(Recorded data)
* begin *

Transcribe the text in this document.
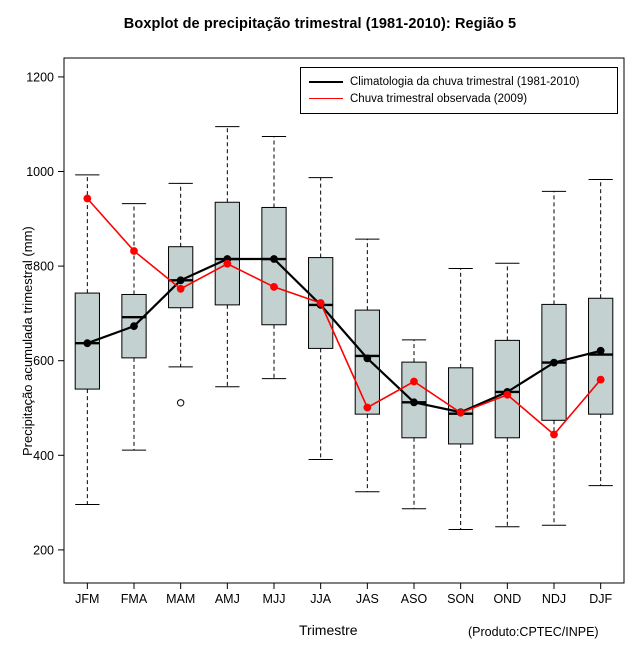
Boxplot de precipitação trimestral (1981-2010): Região 5
Precipitação acumulada trimestral (mm)
Trimestre	(Produto:CPTEC/INPE)
200
400
600
800
1000
1200
JFM FMA MAM AMJ MJJ JJA JAS ASO SON OND NDJ DJF
Climatologia da chuva trimestral (1981-2010)
Chuva trimestral observada (2009)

* end *

Exercise brief: The pictures should not be reproduced; quote all of the other material exactly.

Written answer:
Transcribe the text in this document.
Boxplot de precipitação trimestral (1981-2010): Região 5
Precipitação acumulada trimestral (mm)
Trimestre	(Produto:CPTEC/INPE)
200
400
600
800
1000
1200
JFM FMA MAM AMJ MJJ JJA JAS ASO SON OND NDJ DJF
Climatologia da chuva trimestral (1981-2010)
Chuva trimestral observada (2009)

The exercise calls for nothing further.